-- Exercise --
Will you transcribe all the entries word for word, skipping the pictures they hold?
[Start Entries shown]
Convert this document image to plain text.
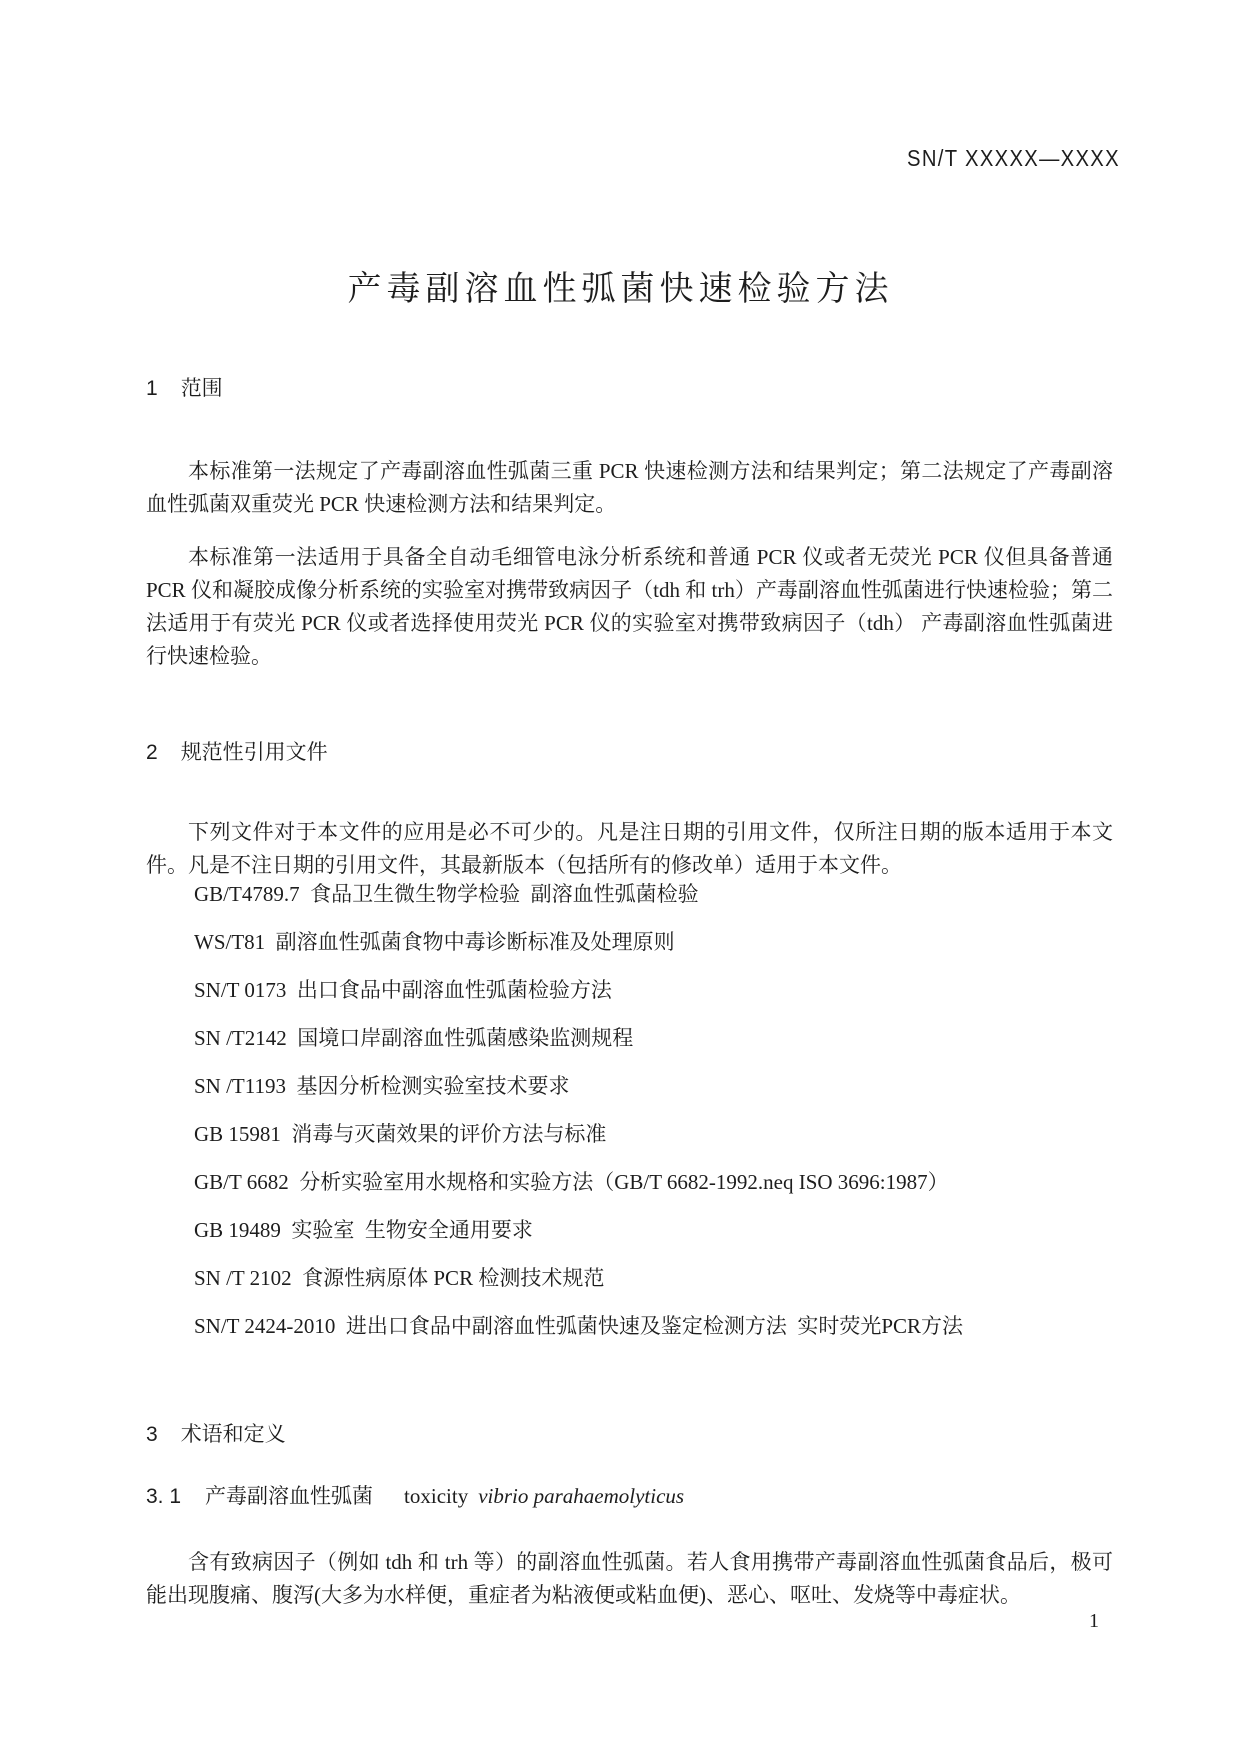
SN/T XXXXX—XXXX
产毒副溶血性弧菌快速检验方法
1 范围

本标准第一法规定了产毒副溶血性弧菌三重 PCR 快速检测方法和结果判定；第二法规定了产毒副溶血性弧菌双重荧光 PCR 快速检测方法和结果判定。

本标准第一法适用于具备全自动毛细管电泳分析系统和普通 PCR 仪或者无荧光 PCR 仪但具备普通 PCR 仪和凝胶成像分析系统的实验室对携带致病因子（tdh 和 trh）产毒副溶血性弧菌进行快速检验；第二法适用于有荧光 PCR 仪或者选择使用荧光 PCR 仪的实验室对携带致病因子（tdh） 产毒副溶血性弧菌进行快速检验。

2 规范性引用文件

下列文件对于本文件的应用是必不可少的。凡是注日期的引用文件，仅所注日期的版本适用于本文件。凡是不注日期的引用文件，其最新版本（包括所有的修改单）适用于本文件。

GB/T4789.7 食品卫生微生物学检验 副溶血性弧菌检验
WS/T81 副溶血性弧菌食物中毒诊断标准及处理原则
SN/T 0173 出口食品中副溶血性弧菌检验方法
SN /T2142 国境口岸副溶血性弧菌感染监测规程
SN /T1193 基因分析检测实验室技术要求
GB 15981 消毒与灭菌效果的评价方法与标准
GB/T 6682 分析实验室用水规格和实验方法（GB/T 6682-1992.neq ISO 3696:1987）
GB 19489 实验室 生物安全通用要求
SN /T 2102 食源性病原体 PCR 检测技术规范
SN/T 2424-2010 进出口食品中副溶血性弧菌快速及鉴定检测方法 实时荧光PCR方法
3 术语和定义
3. 1 产毒副溶血性弧菌 toxicity vibrio parahaemolyticus

含有致病因子（例如 tdh 和 trh 等）的副溶血性弧菌。若人食用携带产毒副溶血性弧菌食品后，极可能出现腹痛、腹泻(大多为水样便，重症者为粘液便或粘血便)、恶心、呕吐、发烧等中毒症状。

1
[End Entries shown]
-- Answer for this exercise --
Convert this document image to plain text.
SN/T XXXXX—XXXX
产毒副溶血性弧菌快速检验方法
1 范围

本标准第一法规定了产毒副溶血性弧菌三重 PCR 快速检测方法和结果判定；第二法规定了产毒副溶血性弧菌双重荧光 PCR 快速检测方法和结果判定。

本标准第一法适用于具备全自动毛细管电泳分析系统和普通 PCR 仪或者无荧光 PCR 仪但具备普通 PCR 仪和凝胶成像分析系统的实验室对携带致病因子（tdh 和 trh）产毒副溶血性弧菌进行快速检验；第二法适用于有荧光 PCR 仪或者选择使用荧光 PCR 仪的实验室对携带致病因子（tdh） 产毒副溶血性弧菌进行快速检验。

2 规范性引用文件

下列文件对于本文件的应用是必不可少的。凡是注日期的引用文件，仅所注日期的版本适用于本文件。凡是不注日期的引用文件，其最新版本（包括所有的修改单）适用于本文件。

GB/T4789.7 食品卫生微生物学检验 副溶血性弧菌检验
WS/T81 副溶血性弧菌食物中毒诊断标准及处理原则
SN/T 0173 出口食品中副溶血性弧菌检验方法
SN /T2142 国境口岸副溶血性弧菌感染监测规程
SN /T1193 基因分析检测实验室技术要求
GB 15981 消毒与灭菌效果的评价方法与标准
GB/T 6682 分析实验室用水规格和实验方法（GB/T 6682-1992.neq ISO 3696:1987）
GB 19489 实验室 生物安全通用要求
SN /T 2102 食源性病原体 PCR 检测技术规范
SN/T 2424-2010 进出口食品中副溶血性弧菌快速及鉴定检测方法 实时荧光PCR方法
3 术语和定义
3. 1 产毒副溶血性弧菌 toxicity vibrio parahaemolyticus

含有致病因子（例如 tdh 和 trh 等）的副溶血性弧菌。若人食用携带产毒副溶血性弧菌食品后，极可能出现腹痛、腹泻(大多为水样便，重症者为粘液便或粘血便)、恶心、呕吐、发烧等中毒症状。

1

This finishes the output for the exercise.